В мире нет более изменчивых природных систем, чем дельты больших рек. Дельта Волги к тому же (знаменитый "коридор" между Уралом и Каспием, по которому вплоть до XV века из лона Азии в Европу изливались волны кочевников; впоследствии прямой торговый транзит Север-Юг) - одно из самых продувных мест истории, ее меловая доска, с которой каждая последующая волна переселенцев начисто стирала все предварительные наброски построения цивилизации, сделанные волной предыдущей. Дельта, неустанная в пробах творения, - вот контекст, породивший Хлебникова.
В этом смысле значимо, что отец поэта, Владимир Алексеевич, был фактическим основателем Астраханского заповедника. То есть (постфактум) охранителем того всеобъемлющего контекста, с которого Хлебников считывал свой текст, изыскивая завещанные ему словесные клады. Благодаря этому, очутившись в заповеднике, еще и сегодня можно убедиться, что "времыши-камыши" - не метафора, а такая же реальность, как "старые ивы, покрытые рыжим ивовым волосом", "сонные черепахи", "красно-золотистые ужи" и весь этот странный край, "где дышит Африкой Россия". При этом Владимир Алексеевич не поощрял поэтических занятий сына и, видимо, до самой его смерти не понимал масштаба его дарования. Ни о каких "контекстах" он не думал. Он был позитивист, естествоиспытатель, редкостный знаток птиц. Как мы увидим, это тоже сыграло в судьбе поэта не последнюю роль.

- _Письменное задание a_
Приведите часть текста о Хлебникове между словами «В этом смысле» и «не последнюю роль.» включительно, подставив «Хлебников-отец» вместо «Владимир Алексеевич».
Текст и листинг взяты из разных источников.

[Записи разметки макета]
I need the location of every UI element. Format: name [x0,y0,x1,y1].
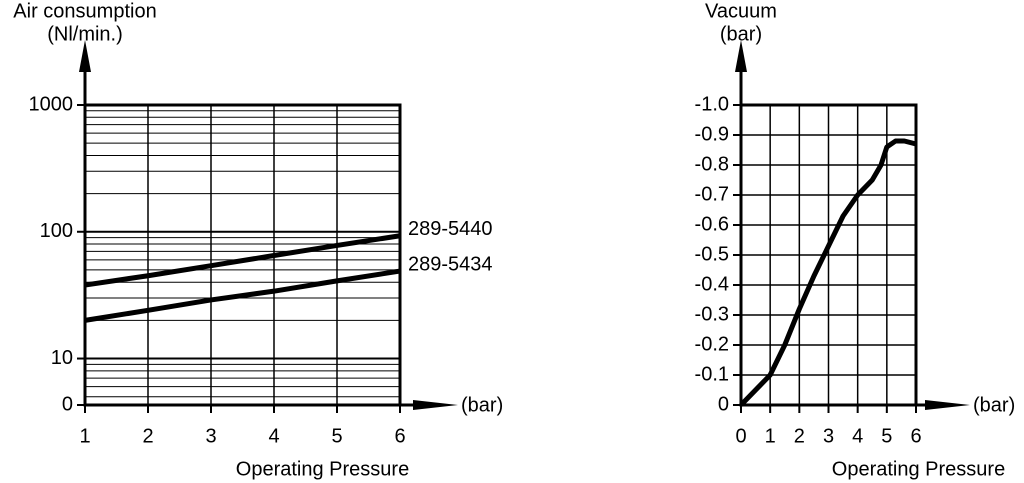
y-tick-label: -0.4 [695,273,729,295]
y-tick-label: -0.9 [695,123,729,145]
y-arrow [79,40,91,72]
y-tick-label: 100 [40,220,73,242]
x-unit: (bar) [461,394,503,416]
y-floor-label: 0 [62,393,73,415]
y-tick-label: -0.1 [695,363,729,385]
x-tick-label: 6 [910,425,921,447]
x-tick-label: 0 [735,425,746,447]
y-tick-label: -0.5 [695,243,729,265]
x-tick-label: 1 [765,425,776,447]
series-line [84,233,401,288]
y-tick-label: 10 [51,347,73,369]
y-axis-label: (bar) [720,23,762,45]
x-tick-label: 5 [881,425,892,447]
y-tick-label: 1000 [29,93,74,115]
x-arrow [925,400,970,410]
y-tick-label: -0.7 [695,183,729,205]
x-arrow [413,400,458,410]
x-axis-label: Operating Pressure [832,458,1005,480]
y-axis-label: (Nl/min.) [47,23,123,45]
x-unit: (bar) [973,394,1015,416]
y-axis-label: Air consumption [13,0,156,22]
series-label: 289-5440 [408,218,493,240]
x-tick-label: 3 [205,425,216,447]
series-line [739,138,917,407]
plot-frame [83,103,402,407]
y-tick-label: -0.8 [695,153,729,175]
x-axis-label: Operating Pressure [236,458,409,480]
x-tick-label: 2 [794,425,805,447]
y-tick-label: -0.2 [695,333,729,355]
x-tick-label: 1 [79,425,90,447]
x-tick-label: 5 [331,425,342,447]
x-tick-label: 3 [823,425,834,447]
series-line [84,268,401,323]
x-tick-label: 4 [268,425,279,447]
x-tick-label: 2 [142,425,153,447]
y-tick-label: -0.3 [695,303,729,325]
x-tick-label: 6 [394,425,405,447]
series-label: 289-5434 [408,253,493,275]
y-tick-label: 0 [718,393,729,415]
y-arrow [735,40,747,72]
x-tick-label: 4 [852,425,863,447]
y-tick-label: -0.6 [695,213,729,235]
y-axis-label: Vacuum [705,0,777,22]
y-tick-label: -1.0 [695,93,729,115]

- _Письменное задание b_
Выпишите без изменений строки листинга между строкой, содержащей «y-tick-label: -0.4 [695,273,729,295]», и строкой, содержащей «y-tick-label: 1000 [29,93,74,115]», включительно.

- _Решение a_
В этом смысле значимо, что отец поэта, Хлебников-отец, был фактическим основателем Астраханского заповедника. То есть (постфактум) охранителем того всеобъемлющего контекста, с которого Хлебников считывал свой текст, изыскивая завещанные ему словесные клады. Благодаря этому, очутившись в заповеднике, еще и сегодня можно убедиться, что "времыши-камыши" - не метафора, а такая же реальность, как "старые ивы, покрытые рыжим ивовым волосом", "сонные черепахи", "красно-золотистые ужи" и весь этот странный край, "где дышит Африкой Россия". При этом Хлебников-отец не поощрял поэтических занятий сына и, видимо, до самой его смерти не понимал масштаба его дарования. Ни о каких "контекстах" он не думал. Он был позитивист, естествоиспытатель, редкостный знаток птиц. Как мы увидим, это тоже сыграло в судьбе поэта не последнюю роль.

- _Решение b_
y-tick-label: -0.4 [695,273,729,295]
y-tick-label: -0.9 [695,123,729,145]
y-arrow [79,40,91,72]
y-tick-label: 100 [40,220,73,242]
x-unit: (bar) [461,394,503,416]
y-floor-label: 0 [62,393,73,415]
y-tick-label: -0.1 [695,363,729,385]
x-tick-label: 6 [910,425,921,447]
x-tick-label: 0 [735,425,746,447]
y-tick-label: -0.5 [695,243,729,265]
x-tick-label: 1 [765,425,776,447]
series-line [84,233,401,288]
y-tick-label: 10 [51,347,73,369]
y-axis-label: (bar) [720,23,762,45]
x-tick-label: 5 [881,425,892,447]
y-tick-label: 1000 [29,93,74,115]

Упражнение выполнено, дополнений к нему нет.